→ **Aim**
For this exercise, repeat all of the material verbatim apart from its images.

● ● ● ● ●

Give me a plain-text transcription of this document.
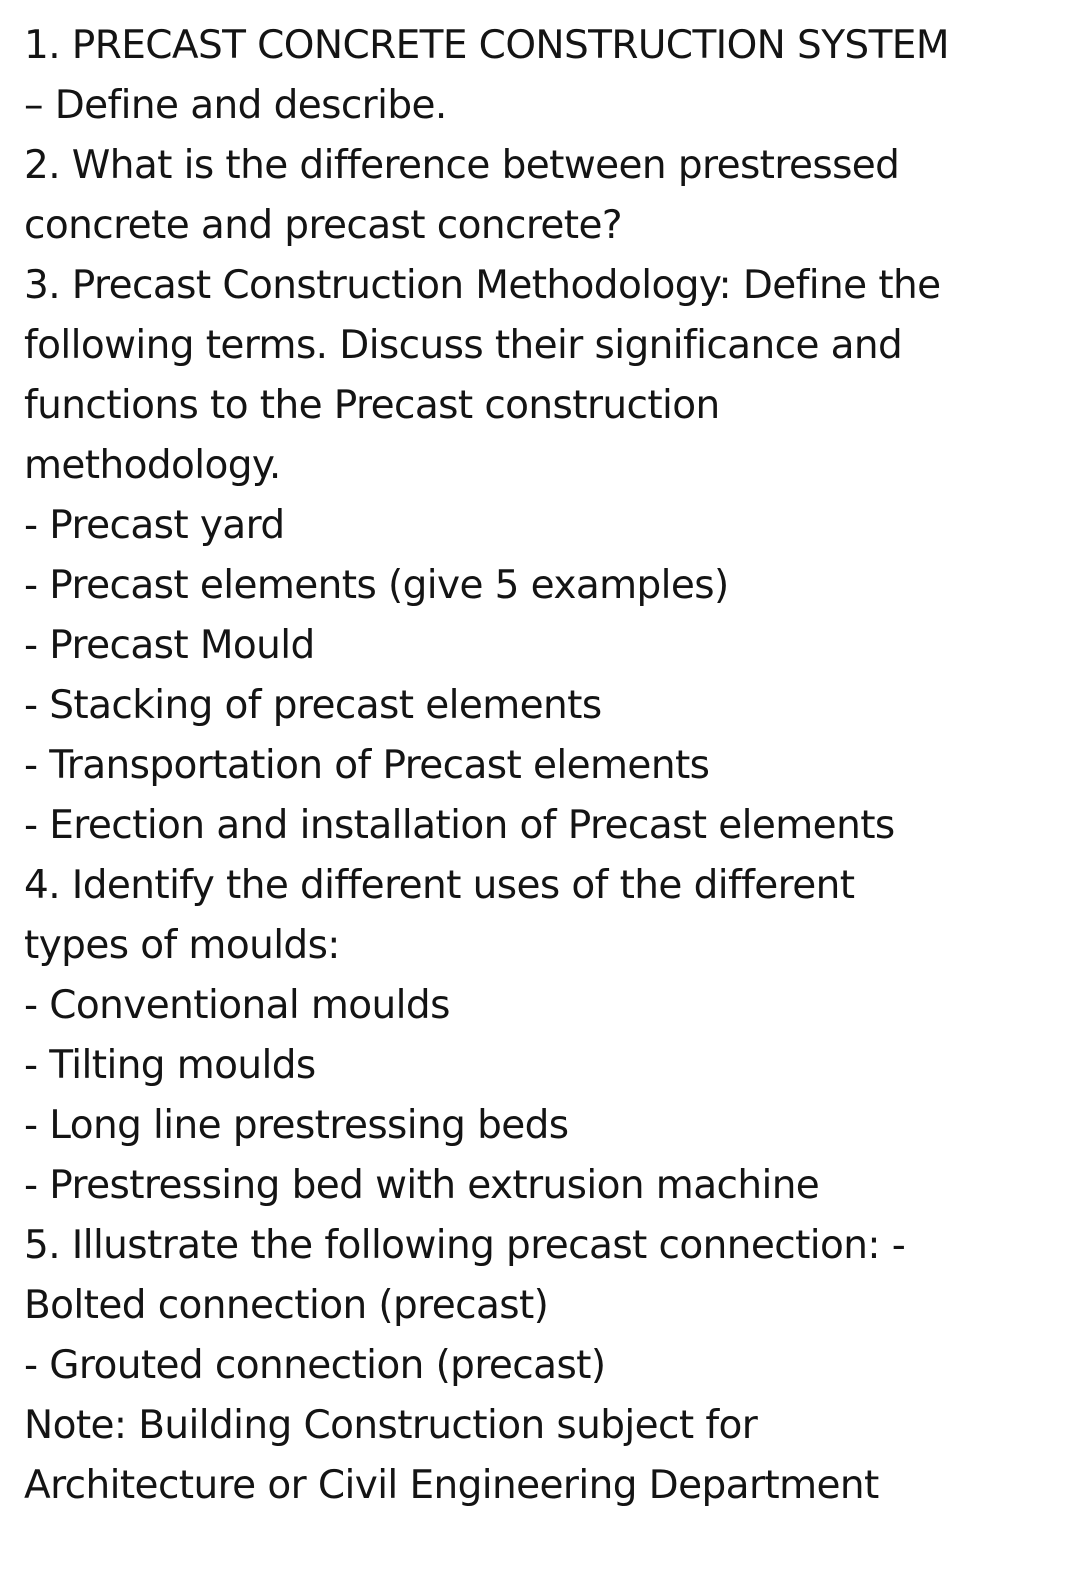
1. PRECAST CONCRETE CONSTRUCTION SYSTEM
– Define and describe.
2. What is the difference between prestressed
concrete and precast concrete?
3. Precast Construction Methodology: Define the
following terms. Discuss their significance and
functions to the Precast construction
methodology.
- Precast yard
- Precast elements (give 5 examples)
- Precast Mould
- Stacking of precast elements
- Transportation of Precast elements
- Erection and installation of Precast elements
4. Identify the different uses of the different
types of moulds:
- Conventional moulds
- Tilting moulds
- Long line prestressing beds
- Prestressing bed with extrusion machine
5. Illustrate the following precast connection: -
Bolted connection (precast)
- Grouted connection (precast)
Note: Building Construction subject for
Architecture or Civil Engineering Department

● ● ● ● ●

→ **Problem solution**
Give me a plain-text transcription of this document.
1. PRECAST CONCRETE CONSTRUCTION SYSTEM
– Define and describe.
2. What is the difference between prestressed
concrete and precast concrete?
3. Precast Construction Methodology: Define the
following terms. Discuss their significance and
functions to the Precast construction
methodology.
- Precast yard
- Precast elements (give 5 examples)
- Precast Mould
- Stacking of precast elements
- Transportation of Precast elements
- Erection and installation of Precast elements
4. Identify the different uses of the different
types of moulds:
- Conventional moulds
- Tilting moulds
- Long line prestressing beds
- Prestressing bed with extrusion machine
5. Illustrate the following precast connection: -
Bolted connection (precast)
- Grouted connection (precast)
Note: Building Construction subject for
Architecture or Civil Engineering Department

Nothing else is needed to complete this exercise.